### [What needs to be done]
Output the full listing below exactly as it reads, and skip anything that is a picture.

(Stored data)
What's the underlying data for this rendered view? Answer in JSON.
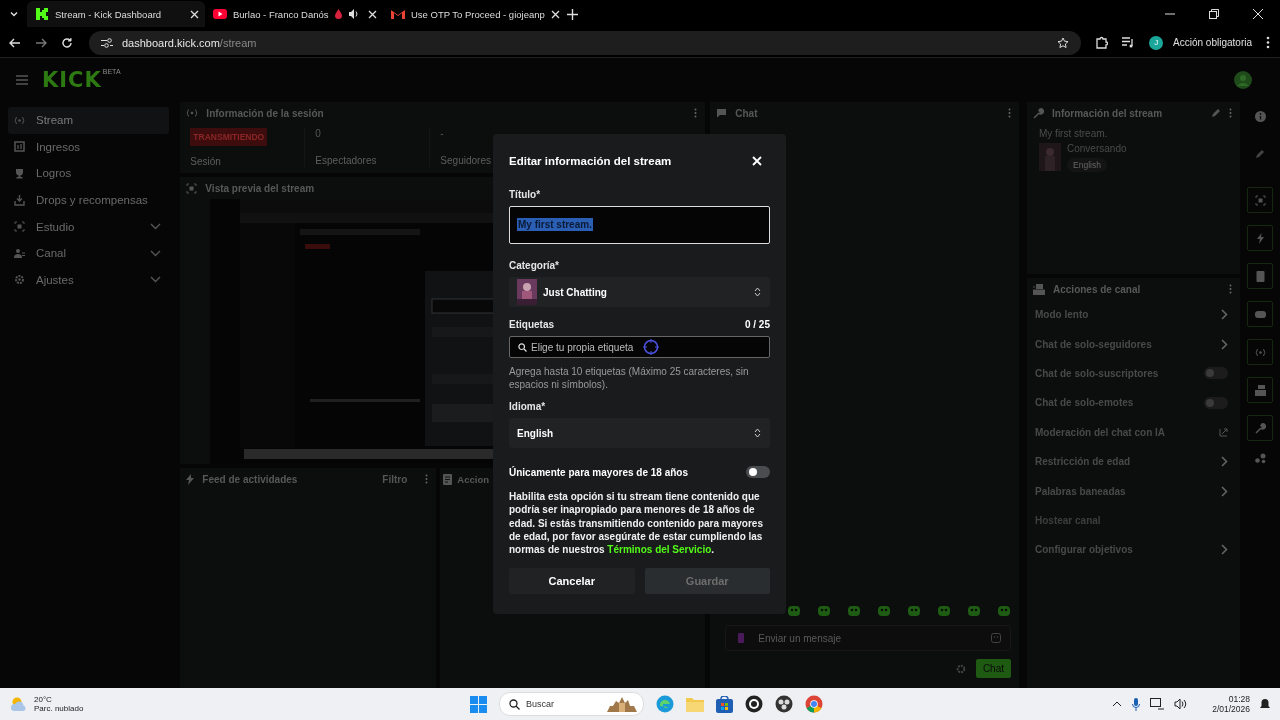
{
  "browser": {
    "tabs": [
      {
        "title": "Stream - Kick Dashboard",
        "kind": "kick",
        "selected": true,
        "audio": false
      },
      {
        "title": "Burlao - Franco Danós",
        "kind": "video",
        "selected": false,
        "audio": true
      },
      {
        "title": "Use OTP To Proceed - giojeanp",
        "kind": "mail",
        "selected": false,
        "audio": false
      }
    ],
    "url_host": "dashboard.kick.com",
    "url_path": "/stream",
    "profile_initial": "J",
    "action": "Acción obligatoria"
  },
  "header": {
    "logo": "KICK",
    "logo_badge": "BETA"
  },
  "sidebar": [
    {
      "label": "Stream",
      "kind": "stream",
      "selected": true,
      "expandable": false
    },
    {
      "label": "Ingresos",
      "kind": "money",
      "selected": false,
      "expandable": false
    },
    {
      "label": "Logros",
      "kind": "trophy",
      "selected": false,
      "expandable": false
    },
    {
      "label": "Drops y recompensas",
      "kind": "drops",
      "selected": false,
      "expandable": false
    },
    {
      "label": "Estudio",
      "kind": "studio",
      "selected": false,
      "expandable": true
    },
    {
      "label": "Canal",
      "kind": "channel",
      "selected": false,
      "expandable": true
    },
    {
      "label": "Ajustes",
      "kind": "settings",
      "selected": false,
      "expandable": true
    }
  ],
  "session": {
    "title": "Información de la sesión",
    "status": "TRANSMITIENDO",
    "status_label": "Sesión",
    "stats": [
      {
        "value": "0",
        "label": "Espectadores"
      },
      {
        "value": "-",
        "label": "Seguidores"
      }
    ]
  },
  "preview": {
    "title": "Vista previa del stream"
  },
  "feed": {
    "title": "Feed de actividades",
    "filter": "Filtro"
  },
  "actions_panel": {
    "title": "Accion"
  },
  "chat": {
    "title": "Chat",
    "placeholder": "Enviar un mensaje",
    "send": "Chat"
  },
  "stream_info": {
    "title": "Información del stream",
    "stream_title": "My first stream.",
    "category": "Conversando",
    "language": "English"
  },
  "channel_actions": {
    "title": "Acciones de canal",
    "items": [
      {
        "label": "Modo lento",
        "kind": "link"
      },
      {
        "label": "Chat de solo-seguidores",
        "kind": "link"
      },
      {
        "label": "Chat de solo-suscriptores",
        "kind": "toggle",
        "on": false
      },
      {
        "label": "Chat de solo-emotes",
        "kind": "toggle",
        "on": false
      },
      {
        "label": "Moderación del chat con IA",
        "kind": "external"
      },
      {
        "label": "Restricción de edad",
        "kind": "link"
      },
      {
        "label": "Palabras baneadas",
        "kind": "link"
      },
      {
        "label": "Hostear canal",
        "kind": "disabled"
      },
      {
        "label": "Configurar objetivos",
        "kind": "link"
      }
    ]
  },
  "modal": {
    "title": "Editar información del stream",
    "title_label": "Título*",
    "title_value": "My first stream.",
    "title_selected": true,
    "category_label": "Categoría*",
    "category": "Just Chatting",
    "tags_label": "Etiquetas",
    "tags_count": "0 / 25",
    "tags_placeholder": "Elige tu propia etiqueta",
    "tags_hint": "Agrega hasta 10 etiquetas (Máximo 25 caracteres, sin espacios ni símbolos).",
    "language_label": "Idioma*",
    "language": "English",
    "adult_label": "Únicamente para mayores de 18 años",
    "adult_on": false,
    "adult_text": "Habilita esta opción si tu stream tiene contenido que podría ser inapropiado para menores de 18 años de edad. Si estás transmitiendo contenido para mayores de edad, por favor asegúrate de estar cumpliendo las normas de nuestros ",
    "terms_link": "Términos del Servicio",
    "terms_end": ".",
    "cancel": "Cancelar",
    "save": "Guardar",
    "save_disabled": true
  },
  "taskbar": {
    "temperature": "20°C",
    "weather": "Parc. nublado",
    "search": "Buscar",
    "time": "01:28",
    "date": "2/01/2026"
  }
}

### [Written answer]
What's the underlying data for this rendered view? Answer in JSON.
{
  "browser": {
    "tabs": [
      {
        "title": "Stream - Kick Dashboard",
        "kind": "kick",
        "selected": true,
        "audio": false
      },
      {
        "title": "Burlao - Franco Danós",
        "kind": "video",
        "selected": false,
        "audio": true
      },
      {
        "title": "Use OTP To Proceed - giojeanp",
        "kind": "mail",
        "selected": false,
        "audio": false
      }
    ],
    "url_host": "dashboard.kick.com",
    "url_path": "/stream",
    "profile_initial": "J",
    "action": "Acción obligatoria"
  },
  "header": {
    "logo": "KICK",
    "logo_badge": "BETA"
  },
  "sidebar": [
    {
      "label": "Stream",
      "kind": "stream",
      "selected": true,
      "expandable": false
    },
    {
      "label": "Ingresos",
      "kind": "money",
      "selected": false,
      "expandable": false
    },
    {
      "label": "Logros",
      "kind": "trophy",
      "selected": false,
      "expandable": false
    },
    {
      "label": "Drops y recompensas",
      "kind": "drops",
      "selected": false,
      "expandable": false
    },
    {
      "label": "Estudio",
      "kind": "studio",
      "selected": false,
      "expandable": true
    },
    {
      "label": "Canal",
      "kind": "channel",
      "selected": false,
      "expandable": true
    },
    {
      "label": "Ajustes",
      "kind": "settings",
      "selected": false,
      "expandable": true
    }
  ],
  "session": {
    "title": "Información de la sesión",
    "status": "TRANSMITIENDO",
    "status_label": "Sesión",
    "stats": [
      {
        "value": "0",
        "label": "Espectadores"
      },
      {
        "value": "-",
        "label": "Seguidores"
      }
    ]
  },
  "preview": {
    "title": "Vista previa del stream"
  },
  "feed": {
    "title": "Feed de actividades",
    "filter": "Filtro"
  },
  "actions_panel": {
    "title": "Accion"
  },
  "chat": {
    "title": "Chat",
    "placeholder": "Enviar un mensaje",
    "send": "Chat"
  },
  "stream_info": {
    "title": "Información del stream",
    "stream_title": "My first stream.",
    "category": "Conversando",
    "language": "English"
  },
  "channel_actions": {
    "title": "Acciones de canal",
    "items": [
      {
        "label": "Modo lento",
        "kind": "link"
      },
      {
        "label": "Chat de solo-seguidores",
        "kind": "link"
      },
      {
        "label": "Chat de solo-suscriptores",
        "kind": "toggle",
        "on": false
      },
      {
        "label": "Chat de solo-emotes",
        "kind": "toggle",
        "on": false
      },
      {
        "label": "Moderación del chat con IA",
        "kind": "external"
      },
      {
        "label": "Restricción de edad",
        "kind": "link"
      },
      {
        "label": "Palabras baneadas",
        "kind": "link"
      },
      {
        "label": "Hostear canal",
        "kind": "disabled"
      },
      {
        "label": "Configurar objetivos",
        "kind": "link"
      }
    ]
  },
  "modal": {
    "title": "Editar información del stream",
    "title_label": "Título*",
    "title_value": "My first stream.",
    "title_selected": true,
    "category_label": "Categoría*",
    "category": "Just Chatting",
    "tags_label": "Etiquetas",
    "tags_count": "0 / 25",
    "tags_placeholder": "Elige tu propia etiqueta",
    "tags_hint": "Agrega hasta 10 etiquetas (Máximo 25 caracteres, sin espacios ni símbolos).",
    "language_label": "Idioma*",
    "language": "English",
    "adult_label": "Únicamente para mayores de 18 años",
    "adult_on": false,
    "adult_text": "Habilita esta opción si tu stream tiene contenido que podría ser inapropiado para menores de 18 años de edad. Si estás transmitiendo contenido para mayores de edad, por favor asegúrate de estar cumpliendo las normas de nuestros ",
    "terms_link": "Términos del Servicio",
    "terms_end": ".",
    "cancel": "Cancelar",
    "save": "Guardar",
    "save_disabled": true
  },
  "taskbar": {
    "temperature": "20°C",
    "weather": "Parc. nublado",
    "search": "Buscar",
    "time": "01:28",
    "date": "2/01/2026"
  }
}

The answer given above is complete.